<<<<

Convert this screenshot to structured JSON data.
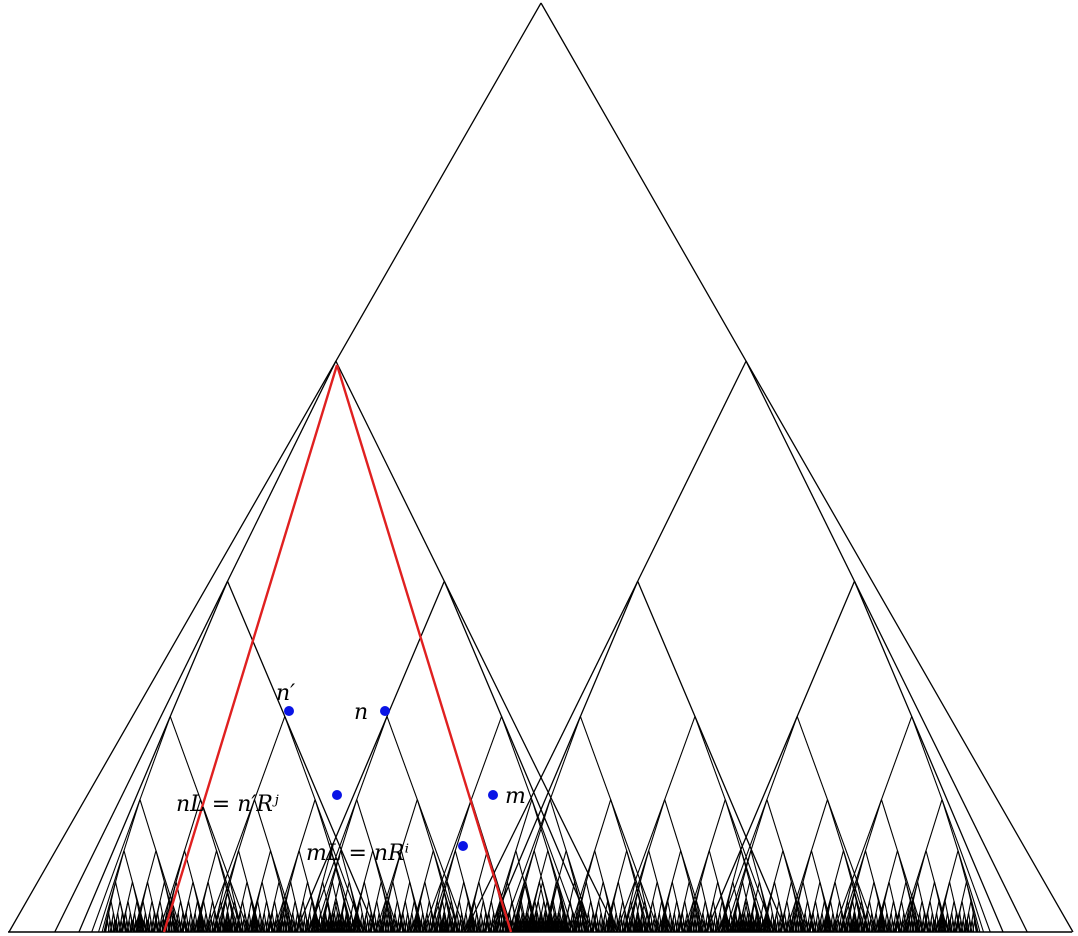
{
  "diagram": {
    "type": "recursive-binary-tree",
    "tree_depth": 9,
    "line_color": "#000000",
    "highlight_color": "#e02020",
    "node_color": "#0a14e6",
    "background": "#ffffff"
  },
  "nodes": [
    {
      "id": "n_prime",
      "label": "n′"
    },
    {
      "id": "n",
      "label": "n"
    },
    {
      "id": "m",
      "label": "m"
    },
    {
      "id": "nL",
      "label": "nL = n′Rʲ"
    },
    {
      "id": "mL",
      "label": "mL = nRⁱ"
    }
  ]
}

>>>>

*TASK DIRECTIONS*.
Restate the full listing verbatim and drop every picture.

*WRITTEN RESPONSE*.
Convert this screenshot to structured JSON data.
{
  "diagram": {
    "type": "recursive-binary-tree",
    "tree_depth": 9,
    "line_color": "#000000",
    "highlight_color": "#e02020",
    "node_color": "#0a14e6",
    "background": "#ffffff"
  },
  "nodes": [
    {
      "id": "n_prime",
      "label": "n′"
    },
    {
      "id": "n",
      "label": "n"
    },
    {
      "id": "m",
      "label": "m"
    },
    {
      "id": "nL",
      "label": "nL = n′Rʲ"
    },
    {
      "id": "mL",
      "label": "mL = nRⁱ"
    }
  ]
}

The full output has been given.